◆ STATED TASK ◆
Reproduce the following listing line for line, without any alteration.

[Element and bounding-box listings]
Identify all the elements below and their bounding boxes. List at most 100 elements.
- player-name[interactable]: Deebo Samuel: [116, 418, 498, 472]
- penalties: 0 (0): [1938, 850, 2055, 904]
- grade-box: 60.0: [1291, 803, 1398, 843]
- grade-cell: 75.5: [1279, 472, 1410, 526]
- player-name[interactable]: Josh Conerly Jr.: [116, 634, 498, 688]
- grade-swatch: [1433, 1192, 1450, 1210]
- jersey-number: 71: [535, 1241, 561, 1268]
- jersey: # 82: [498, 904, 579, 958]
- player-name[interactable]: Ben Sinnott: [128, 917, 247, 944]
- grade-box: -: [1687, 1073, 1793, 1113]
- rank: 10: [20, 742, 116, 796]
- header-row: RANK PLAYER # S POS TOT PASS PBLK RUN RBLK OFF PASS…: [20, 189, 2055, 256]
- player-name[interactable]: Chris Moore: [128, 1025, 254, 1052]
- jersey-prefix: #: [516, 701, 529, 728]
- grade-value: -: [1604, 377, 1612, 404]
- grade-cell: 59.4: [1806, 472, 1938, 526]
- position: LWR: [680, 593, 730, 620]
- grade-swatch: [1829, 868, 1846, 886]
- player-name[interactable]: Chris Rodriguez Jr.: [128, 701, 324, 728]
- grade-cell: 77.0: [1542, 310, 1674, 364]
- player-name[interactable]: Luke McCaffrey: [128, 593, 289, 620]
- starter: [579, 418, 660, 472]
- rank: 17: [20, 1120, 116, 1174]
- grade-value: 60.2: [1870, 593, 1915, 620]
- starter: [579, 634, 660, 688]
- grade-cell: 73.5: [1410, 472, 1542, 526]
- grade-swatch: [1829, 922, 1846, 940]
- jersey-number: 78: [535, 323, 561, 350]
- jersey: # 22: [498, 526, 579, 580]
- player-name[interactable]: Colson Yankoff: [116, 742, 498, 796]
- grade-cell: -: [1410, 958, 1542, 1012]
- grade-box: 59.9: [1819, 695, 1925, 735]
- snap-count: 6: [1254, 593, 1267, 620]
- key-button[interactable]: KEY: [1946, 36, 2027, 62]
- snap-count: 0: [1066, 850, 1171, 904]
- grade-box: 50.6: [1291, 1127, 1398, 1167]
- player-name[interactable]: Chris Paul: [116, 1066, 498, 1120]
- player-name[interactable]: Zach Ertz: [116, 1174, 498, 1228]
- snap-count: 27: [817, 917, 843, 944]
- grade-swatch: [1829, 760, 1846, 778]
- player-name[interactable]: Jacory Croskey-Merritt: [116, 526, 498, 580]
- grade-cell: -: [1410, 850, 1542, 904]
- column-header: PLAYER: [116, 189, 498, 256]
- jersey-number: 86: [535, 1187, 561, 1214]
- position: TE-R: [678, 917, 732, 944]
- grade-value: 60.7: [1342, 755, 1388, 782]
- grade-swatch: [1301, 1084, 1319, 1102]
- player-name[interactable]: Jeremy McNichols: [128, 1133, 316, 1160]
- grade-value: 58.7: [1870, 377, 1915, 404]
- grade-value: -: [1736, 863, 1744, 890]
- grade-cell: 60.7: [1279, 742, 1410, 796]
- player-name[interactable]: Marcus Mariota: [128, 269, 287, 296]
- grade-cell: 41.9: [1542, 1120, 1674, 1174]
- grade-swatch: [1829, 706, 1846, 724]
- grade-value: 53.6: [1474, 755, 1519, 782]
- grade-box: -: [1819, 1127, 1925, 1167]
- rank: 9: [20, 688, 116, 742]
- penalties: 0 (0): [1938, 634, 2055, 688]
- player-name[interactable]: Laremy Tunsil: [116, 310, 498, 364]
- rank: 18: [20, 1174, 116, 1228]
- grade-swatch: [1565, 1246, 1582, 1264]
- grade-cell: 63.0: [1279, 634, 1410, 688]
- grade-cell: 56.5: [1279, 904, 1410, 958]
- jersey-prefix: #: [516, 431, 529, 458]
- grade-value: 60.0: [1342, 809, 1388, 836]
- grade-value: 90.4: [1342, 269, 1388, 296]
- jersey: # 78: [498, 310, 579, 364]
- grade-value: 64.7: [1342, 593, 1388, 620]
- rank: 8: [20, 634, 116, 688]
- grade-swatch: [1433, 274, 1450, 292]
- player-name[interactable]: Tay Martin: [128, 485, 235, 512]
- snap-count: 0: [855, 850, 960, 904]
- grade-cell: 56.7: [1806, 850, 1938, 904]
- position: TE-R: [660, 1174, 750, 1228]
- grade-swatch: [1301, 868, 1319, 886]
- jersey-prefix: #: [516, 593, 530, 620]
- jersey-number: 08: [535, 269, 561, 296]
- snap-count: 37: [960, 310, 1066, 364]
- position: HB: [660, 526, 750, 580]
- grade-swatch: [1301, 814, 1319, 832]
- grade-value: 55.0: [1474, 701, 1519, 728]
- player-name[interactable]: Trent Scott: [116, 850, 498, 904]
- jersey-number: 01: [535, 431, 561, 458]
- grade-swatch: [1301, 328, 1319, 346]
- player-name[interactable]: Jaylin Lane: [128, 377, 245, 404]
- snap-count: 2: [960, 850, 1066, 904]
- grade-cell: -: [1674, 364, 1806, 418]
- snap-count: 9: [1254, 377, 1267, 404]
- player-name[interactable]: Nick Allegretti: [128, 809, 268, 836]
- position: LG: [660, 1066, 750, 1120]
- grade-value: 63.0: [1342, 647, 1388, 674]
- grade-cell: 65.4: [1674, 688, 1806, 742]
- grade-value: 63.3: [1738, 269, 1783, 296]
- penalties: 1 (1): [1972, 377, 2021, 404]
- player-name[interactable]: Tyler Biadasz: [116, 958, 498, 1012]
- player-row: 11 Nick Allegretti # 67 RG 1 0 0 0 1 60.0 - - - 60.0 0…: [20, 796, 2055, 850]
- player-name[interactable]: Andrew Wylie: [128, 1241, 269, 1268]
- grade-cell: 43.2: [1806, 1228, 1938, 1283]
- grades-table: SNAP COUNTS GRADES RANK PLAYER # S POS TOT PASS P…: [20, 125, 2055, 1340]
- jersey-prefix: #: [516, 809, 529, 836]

◆ FINISHED TASK ◆
Identify all the elements below and their bounding boxes. List at most 100 elements.
- player-name[interactable]: Deebo Samuel: [116, 418, 498, 472]
- penalties: 0 (0): [1938, 850, 2055, 904]
- grade-box: 60.0: [1291, 803, 1398, 843]
- grade-cell: 75.5: [1279, 472, 1410, 526]
- player-name[interactable]: Josh Conerly Jr.: [116, 634, 498, 688]
- grade-swatch: [1433, 1192, 1450, 1210]
- jersey-number: 71: [535, 1241, 561, 1268]
- jersey: # 82: [498, 904, 579, 958]
- player-name[interactable]: Ben Sinnott: [128, 917, 247, 944]
- grade-box: -: [1687, 1073, 1793, 1113]
- rank: 10: [20, 742, 116, 796]
- header-row: RANK PLAYER # S POS TOT PASS PBLK RUN RBLK OFF PASS…: [20, 189, 2055, 256]
- player-name[interactable]: Chris Moore: [128, 1025, 254, 1052]
- jersey-prefix: #: [516, 701, 529, 728]
- grade-value: -: [1604, 377, 1612, 404]
- grade-cell: 59.4: [1806, 472, 1938, 526]
- position: LWR: [680, 593, 730, 620]
- grade-swatch: [1829, 868, 1846, 886]
- player-name[interactable]: Chris Rodriguez Jr.: [128, 701, 324, 728]
- grade-cell: 77.0: [1542, 310, 1674, 364]
- player-name[interactable]: Luke McCaffrey: [128, 593, 289, 620]
- starter: [579, 418, 660, 472]
- rank: 17: [20, 1120, 116, 1174]
- grade-value: 60.2: [1870, 593, 1915, 620]
- starter: [579, 634, 660, 688]
- grade-cell: 73.5: [1410, 472, 1542, 526]
- grade-swatch: [1829, 922, 1846, 940]
- jersey-number: 78: [535, 323, 561, 350]
- jersey: # 22: [498, 526, 579, 580]
- player-name[interactable]: Colson Yankoff: [116, 742, 498, 796]
- grade-cell: -: [1410, 958, 1542, 1012]
- grade-box: 59.9: [1819, 695, 1925, 735]
- snap-count: 6: [1254, 593, 1267, 620]
- key-button[interactable]: KEY: [1946, 36, 2027, 62]
- snap-count: 0: [1066, 850, 1171, 904]
- grade-box: 50.6: [1291, 1127, 1398, 1167]
- player-name[interactable]: Chris Paul: [116, 1066, 498, 1120]
- player-name[interactable]: Zach Ertz: [116, 1174, 498, 1228]
- snap-count: 27: [817, 917, 843, 944]
- grade-swatch: [1829, 760, 1846, 778]
- player-name[interactable]: Jacory Croskey-Merritt: [116, 526, 498, 580]
- grade-cell: -: [1410, 850, 1542, 904]
- column-header: PLAYER: [116, 189, 498, 256]
- jersey-number: 86: [535, 1187, 561, 1214]
- position: TE-R: [678, 917, 732, 944]
- grade-value: 60.7: [1342, 755, 1388, 782]
- grade-swatch: [1301, 1084, 1319, 1102]
- player-name[interactable]: Jeremy McNichols: [128, 1133, 316, 1160]
- grade-value: 58.7: [1870, 377, 1915, 404]
- grade-value: -: [1736, 863, 1744, 890]
- grade-cell: 60.7: [1279, 742, 1410, 796]
- player-name[interactable]: Marcus Mariota: [128, 269, 287, 296]
- grade-cell: 41.9: [1542, 1120, 1674, 1174]
- grade-swatch: [1829, 706, 1846, 724]
- grade-value: 53.6: [1474, 755, 1519, 782]
- grade-box: -: [1819, 1127, 1925, 1167]
- rank: 9: [20, 688, 116, 742]
- penalties: 0 (0): [1938, 634, 2055, 688]
- player-name[interactable]: Laremy Tunsil: [116, 310, 498, 364]
- rank: 18: [20, 1174, 116, 1228]
- grade-swatch: [1565, 1246, 1582, 1264]
- grade-cell: 63.0: [1279, 634, 1410, 688]
- grade-cell: 56.5: [1279, 904, 1410, 958]
- jersey-prefix: #: [516, 431, 529, 458]
- grade-value: 60.0: [1342, 809, 1388, 836]
- grade-value: 90.4: [1342, 269, 1388, 296]
- jersey: # 78: [498, 310, 579, 364]
- grade-value: 64.7: [1342, 593, 1388, 620]
- rank: 8: [20, 634, 116, 688]
- grade-swatch: [1433, 274, 1450, 292]
- player-name[interactable]: Tay Martin: [128, 485, 235, 512]
- snap-count: 0: [855, 850, 960, 904]
- grade-cell: 56.7: [1806, 850, 1938, 904]
- position: TE-R: [660, 1174, 750, 1228]
- grade-swatch: [1301, 868, 1319, 886]
- jersey-prefix: #: [516, 593, 530, 620]
- jersey-number: 08: [535, 269, 561, 296]
- snap-count: 37: [960, 310, 1066, 364]
- position: HB: [660, 526, 750, 580]
- grade-swatch: [1301, 814, 1319, 832]
- grade-value: 55.0: [1474, 701, 1519, 728]
- player-name[interactable]: Trent Scott: [116, 850, 498, 904]
- jersey-number: 01: [535, 431, 561, 458]
- grade-swatch: [1301, 328, 1319, 346]
- player-name[interactable]: Jaylin Lane: [128, 377, 245, 404]
- snap-count: 2: [960, 850, 1066, 904]
- grade-cell: -: [1674, 364, 1806, 418]
- snap-count: 9: [1254, 377, 1267, 404]
- player-name[interactable]: Nick Allegretti: [128, 809, 268, 836]
- position: LG: [660, 1066, 750, 1120]
- grade-value: 63.0: [1342, 647, 1388, 674]
- grade-cell: 65.4: [1674, 688, 1806, 742]
- grade-value: 63.3: [1738, 269, 1783, 296]
- penalties: 1 (1): [1972, 377, 2021, 404]
- player-name[interactable]: Tyler Biadasz: [116, 958, 498, 1012]
- player-row: 11 Nick Allegretti # 67 RG 1 0 0 0 1 60.0 - - - 60.0 0…: [20, 796, 2055, 850]
- player-name[interactable]: Andrew Wylie: [128, 1241, 269, 1268]
- grade-cell: 43.2: [1806, 1228, 1938, 1283]
- grades-table: SNAP COUNTS GRADES RANK PLAYER # S POS TOT PASS P…: [20, 125, 2055, 1340]
- jersey-prefix: #: [516, 809, 529, 836]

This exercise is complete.